(Saved entries)
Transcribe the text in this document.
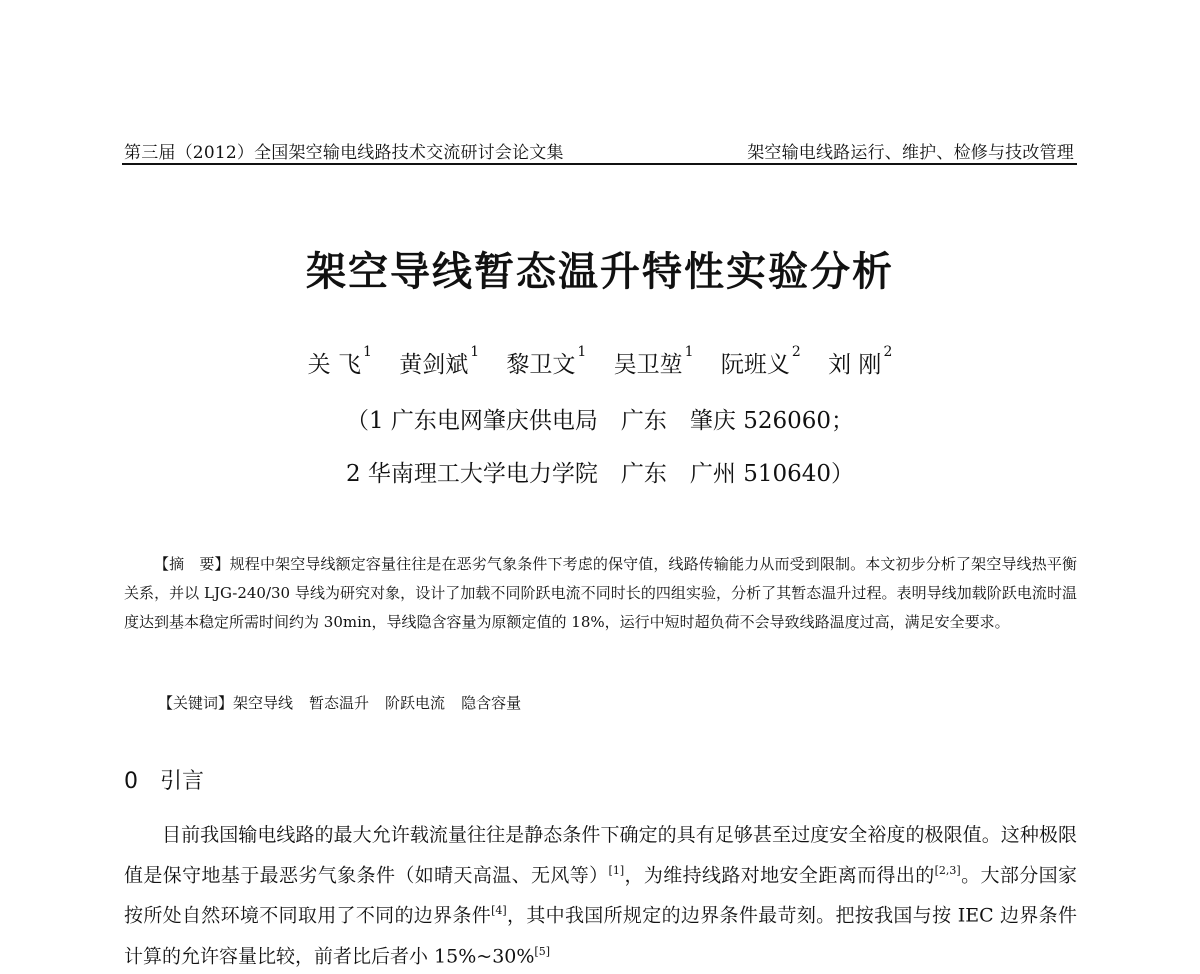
第三届（2012）全国架空输电线路技术交流研讨会论文集	架空输电线路运行、维护、检修与技改管理
架空导线暂态温升特性实验分析
关 飞 $^1$ 黄剑斌 $^1$ 黎卫文 $^1$ 吴卫堃 $^1$ 阮班义 $^2$ 刘 刚 $^2$
（1 广东电网肇庆供电局　广东　肇庆 526060；
2 华南理工大学电力学院　广东　广州 510640）
【摘　要】规程中架空导线额定容量往往是在恶劣气象条件下考虑的保守值，线路传输能力从而受到限制。本文初步分析了架空导线热平衡关系，并以 LJG-240/30 导线为研究对象，设计了加载不同阶跃电流不同时长的四组实验，分析了其暂态温升过程。表明导线加载阶跃电流时温度达到基本稳定所需时间约为 30min，导线隐含容量为原额定值的 18%，运行中短时超负荷不会导致线路温度过高，满足安全要求。
【关键词】架空导线 暂态温升 阶跃电流 隐含容量
0 引言
目前我国输电线路的最大允许载流量往往是静态条件下确定的具有足够甚至过度安全裕度的极限值。这种极限值是保守地基于最恶劣气象条件（如晴天高温、无风等）[1]，为维持线路对地安全距离而得出的[2,3]。大部分国家按所处自然环境不同取用了不同的边界条件[4]，其中我国所规定的边界条件最苛刻。把按我国与按 IEC 边界条件计算的允许容量比较，前者比后者小 15%~30%[5]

■ **WHAT IS BEING ASKED**
Transcribe the material exactly, leaving every picture out.

■ **TASK ANSWER**
Transcribe the text in this document.
第三届（2012）全国架空输电线路技术交流研讨会论文集	架空输电线路运行、维护、检修与技改管理
架空导线暂态温升特性实验分析
关 飞 $^1$ 黄剑斌 $^1$ 黎卫文 $^1$ 吴卫堃 $^1$ 阮班义 $^2$ 刘 刚 $^2$
（1 广东电网肇庆供电局　广东　肇庆 526060；
2 华南理工大学电力学院　广东　广州 510640）
【摘　要】规程中架空导线额定容量往往是在恶劣气象条件下考虑的保守值，线路传输能力从而受到限制。本文初步分析了架空导线热平衡关系，并以 LJG-240/30 导线为研究对象，设计了加载不同阶跃电流不同时长的四组实验，分析了其暂态温升过程。表明导线加载阶跃电流时温度达到基本稳定所需时间约为 30min，导线隐含容量为原额定值的 18%，运行中短时超负荷不会导致线路温度过高，满足安全要求。
【关键词】架空导线 暂态温升 阶跃电流 隐含容量
0 引言
目前我国输电线路的最大允许载流量往往是静态条件下确定的具有足够甚至过度安全裕度的极限值。这种极限值是保守地基于最恶劣气象条件（如晴天高温、无风等）[1]，为维持线路对地安全距离而得出的[2,3]。大部分国家按所处自然环境不同取用了不同的边界条件[4]，其中我国所规定的边界条件最苛刻。把按我国与按 IEC 边界条件计算的允许容量比较，前者比后者小 15%~30%[5]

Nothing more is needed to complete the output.